(Stored items)
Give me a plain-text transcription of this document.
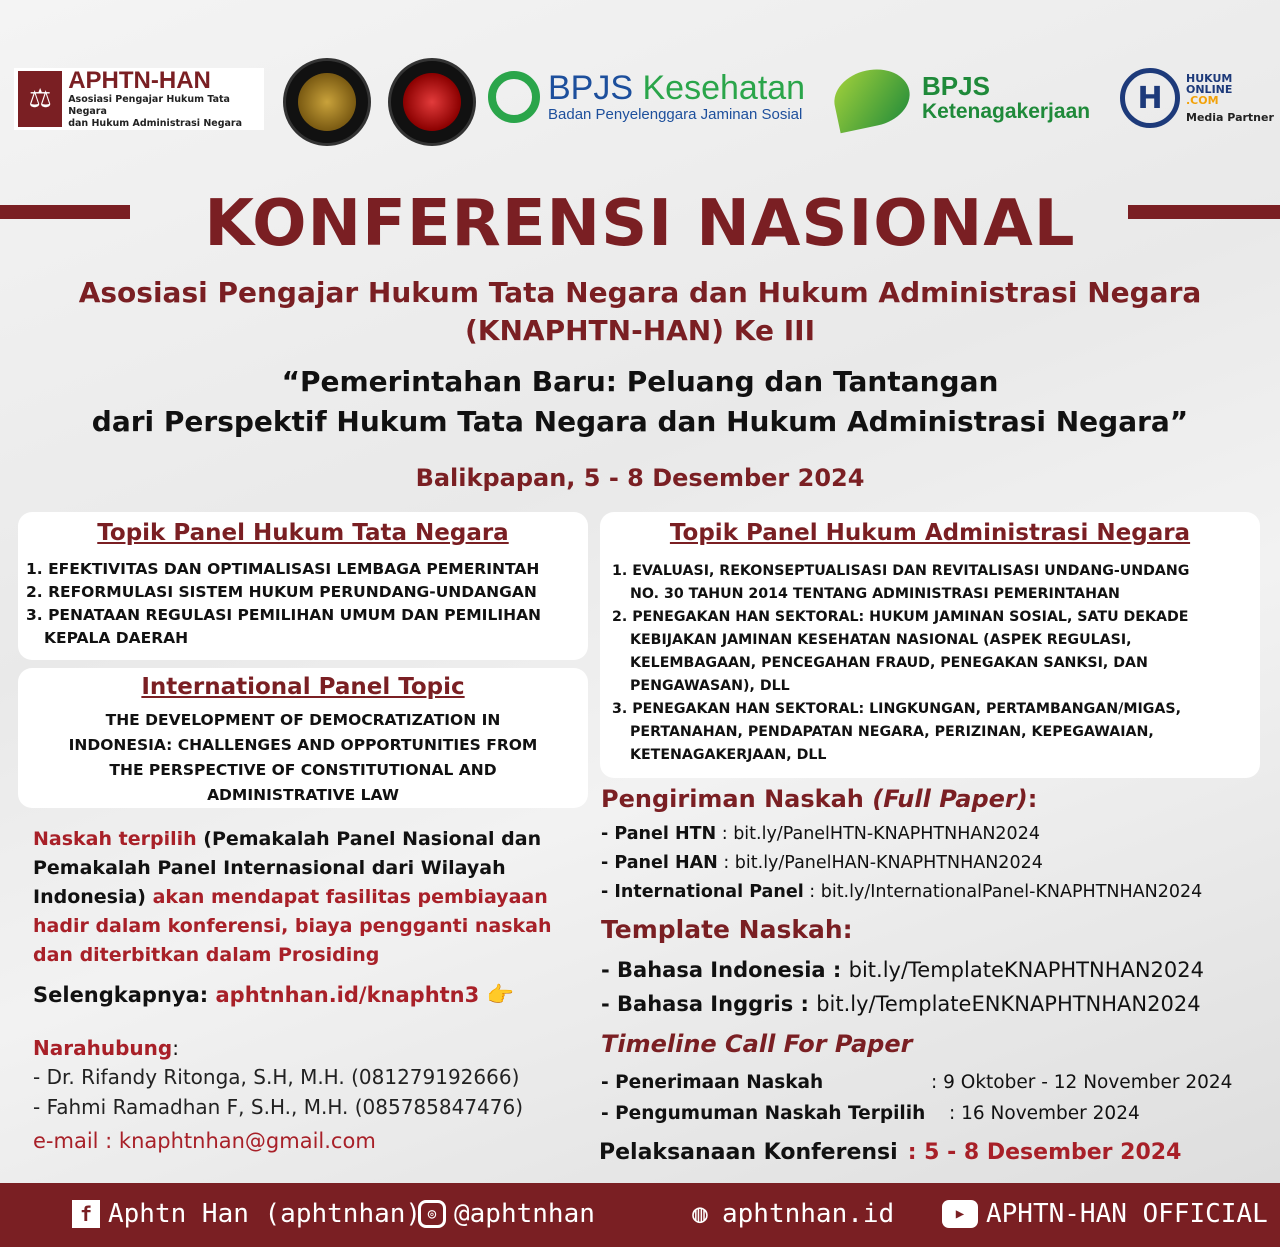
⚖
APHTN-HAN
Asosiasi Pengajar Hukum Tata Negara
dan Hukum Administrasi Negara
BPJS Kesehatan
Badan Penyelenggara Jaminan Sosial
BPJS
Ketenagakerjaan	H
HUKUM
ONLINE
.COM
Media Partner
KONFERENSI NASIONAL
Asosiasi Pengajar Hukum Tata Negara dan Hukum Administrasi Negara
(KNAPHTN-HAN) Ke III
“Pemerintahan Baru: Peluang dan Tantangan
dari Perspektif Hukum Tata Negara dan Hukum Administrasi Negara”
Balikpapan, 5 - 8 Desember 2024
Topik Panel Hukum Tata Negara
1. EFEKTIVITAS DAN OPTIMALISASI LEMBAGA PEMERINTAH
2. REFORMULASI SISTEM HUKUM PERUNDANG-UNDANGAN
3. PENATAAN REGULASI PEMILIHAN UMUM DAN PEMILIHAN
KEPALA DAERAH
International Panel Topic
THE DEVELOPMENT OF DEMOCRATIZATION IN
INDONESIA: CHALLENGES AND OPPORTUNITIES FROM
THE PERSPECTIVE OF CONSTITUTIONAL AND
ADMINISTRATIVE LAW
Topik Panel Hukum Administrasi Negara
1. EVALUASI, REKONSEPTUALISASI DAN REVITALISASI UNDANG-UNDANG
NO. 30 TAHUN 2014 TENTANG ADMINISTRASI PEMERINTAHAN
2. PENEGAKAN HAN SEKTORAL: HUKUM JAMINAN SOSIAL, SATU DEKADE
KEBIJAKAN JAMINAN KESEHATAN NASIONAL (ASPEK REGULASI,
KELEMBAGAAN, PENCEGAHAN FRAUD, PENEGAKAN SANKSI, DAN
PENGAWASAN), DLL
3. PENEGAKAN HAN SEKTORAL: LINGKUNGAN, PERTAMBANGAN/MIGAS,
PERTANAHAN, PENDAPATAN NEGARA, PERIZINAN, KEPEGAWAIAN,
KETENAGAKERJAAN, DLL
Naskah terpilih (Pemakalah Panel Nasional dan
Pemakalah Panel Internasional dari Wilayah
Indonesia) akan mendapat fasilitas pembiayaan
hadir dalam konferensi, biaya pengganti naskah
dan diterbitkan dalam Prosiding
Selengkapnya: aphtnhan.id/knaphtn3 👉
Narahubung:
- Dr. Rifandy Ritonga, S.H, M.H. (081279192666)
- Fahmi Ramadhan F, S.H., M.H. (085785847476)
e-mail : knaphtnhan@gmail.com
Pengiriman Naskah (Full Paper):
- Panel HTN : bit.ly/PanelHTN-KNAPHTNHAN2024
- Panel HAN : bit.ly/PanelHAN-KNAPHTNHAN2024
- International Panel : bit.ly/InternationalPanel-KNAPHTNHAN2024
Template Naskah:
- Bahasa Indonesia : bit.ly/TemplateKNAPHTNHAN2024
- Bahasa Inggris : bit.ly/TemplateENKNAPHTNHAN2024
Timeline Call For Paper
- Penerimaan Naskah	: 9 Oktober - 12 November 2024
- Pengumuman Naskah Terpilih : 16 November 2024
Pelaksanaan Konferensi : 5 - 8 Desember 2024
f Aphtn Han (aphtnhan) ◎ @aphtnhan	◍ aphtnhan.id	▶ APHTN-HAN OFFICIAL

EXERCISE: Every line containing the string "Topik" must be listed.

EXERCISE ANSWER:
Topik Panel Hukum Tata Negara
Topik Panel Hukum Administrasi Negara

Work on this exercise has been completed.